Problem
Examine the records and identify each line that includes the string "Equipment". Copy those lines.
** start **
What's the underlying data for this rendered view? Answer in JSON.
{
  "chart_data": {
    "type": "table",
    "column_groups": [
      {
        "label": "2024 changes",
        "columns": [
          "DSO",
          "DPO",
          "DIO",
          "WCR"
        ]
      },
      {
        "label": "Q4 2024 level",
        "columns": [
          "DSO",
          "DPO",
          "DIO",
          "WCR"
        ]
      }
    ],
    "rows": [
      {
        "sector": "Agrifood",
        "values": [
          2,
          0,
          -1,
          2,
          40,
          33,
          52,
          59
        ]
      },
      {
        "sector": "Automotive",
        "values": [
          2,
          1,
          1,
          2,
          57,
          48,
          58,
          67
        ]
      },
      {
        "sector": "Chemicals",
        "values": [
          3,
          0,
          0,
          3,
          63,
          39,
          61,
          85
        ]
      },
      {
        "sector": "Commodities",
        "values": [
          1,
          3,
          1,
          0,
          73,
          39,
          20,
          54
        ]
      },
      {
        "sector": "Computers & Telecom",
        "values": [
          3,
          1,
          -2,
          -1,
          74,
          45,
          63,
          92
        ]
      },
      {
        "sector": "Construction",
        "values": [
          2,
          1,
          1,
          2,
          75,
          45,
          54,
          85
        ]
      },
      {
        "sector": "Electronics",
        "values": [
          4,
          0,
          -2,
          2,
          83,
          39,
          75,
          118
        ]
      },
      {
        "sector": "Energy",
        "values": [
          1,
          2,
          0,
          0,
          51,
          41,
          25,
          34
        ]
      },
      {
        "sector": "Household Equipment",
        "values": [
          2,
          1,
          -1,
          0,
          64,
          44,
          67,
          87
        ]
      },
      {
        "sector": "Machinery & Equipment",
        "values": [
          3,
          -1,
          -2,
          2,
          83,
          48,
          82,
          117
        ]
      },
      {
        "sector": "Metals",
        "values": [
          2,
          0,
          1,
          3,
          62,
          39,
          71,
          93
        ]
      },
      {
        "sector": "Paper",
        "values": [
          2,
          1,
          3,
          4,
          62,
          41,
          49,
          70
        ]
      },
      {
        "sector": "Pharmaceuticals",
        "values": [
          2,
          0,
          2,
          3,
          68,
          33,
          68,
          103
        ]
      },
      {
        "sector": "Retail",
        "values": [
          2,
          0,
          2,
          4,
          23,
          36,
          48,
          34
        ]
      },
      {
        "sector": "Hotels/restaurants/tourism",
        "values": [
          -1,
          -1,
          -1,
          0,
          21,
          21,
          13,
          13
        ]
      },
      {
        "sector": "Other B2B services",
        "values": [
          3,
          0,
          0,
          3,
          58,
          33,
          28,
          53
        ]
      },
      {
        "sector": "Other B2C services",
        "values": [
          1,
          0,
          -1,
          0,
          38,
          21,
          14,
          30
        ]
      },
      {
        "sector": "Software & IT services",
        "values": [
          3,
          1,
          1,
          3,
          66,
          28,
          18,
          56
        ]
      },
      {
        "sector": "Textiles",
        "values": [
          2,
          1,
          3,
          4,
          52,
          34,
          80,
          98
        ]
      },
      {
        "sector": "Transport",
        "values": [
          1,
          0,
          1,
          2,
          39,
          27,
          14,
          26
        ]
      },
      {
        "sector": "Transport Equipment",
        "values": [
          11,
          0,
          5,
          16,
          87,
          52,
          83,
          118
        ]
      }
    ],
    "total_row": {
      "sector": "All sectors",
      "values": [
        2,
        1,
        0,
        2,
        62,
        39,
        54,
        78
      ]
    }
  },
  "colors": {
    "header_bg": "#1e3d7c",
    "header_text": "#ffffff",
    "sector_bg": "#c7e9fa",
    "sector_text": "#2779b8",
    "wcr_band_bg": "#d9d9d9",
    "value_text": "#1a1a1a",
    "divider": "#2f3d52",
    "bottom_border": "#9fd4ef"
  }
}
** end **
Full response
        "sector": "Household Equipment",
        "sector": "Machinery & Equipment",
        "sector": "Transport Equipment",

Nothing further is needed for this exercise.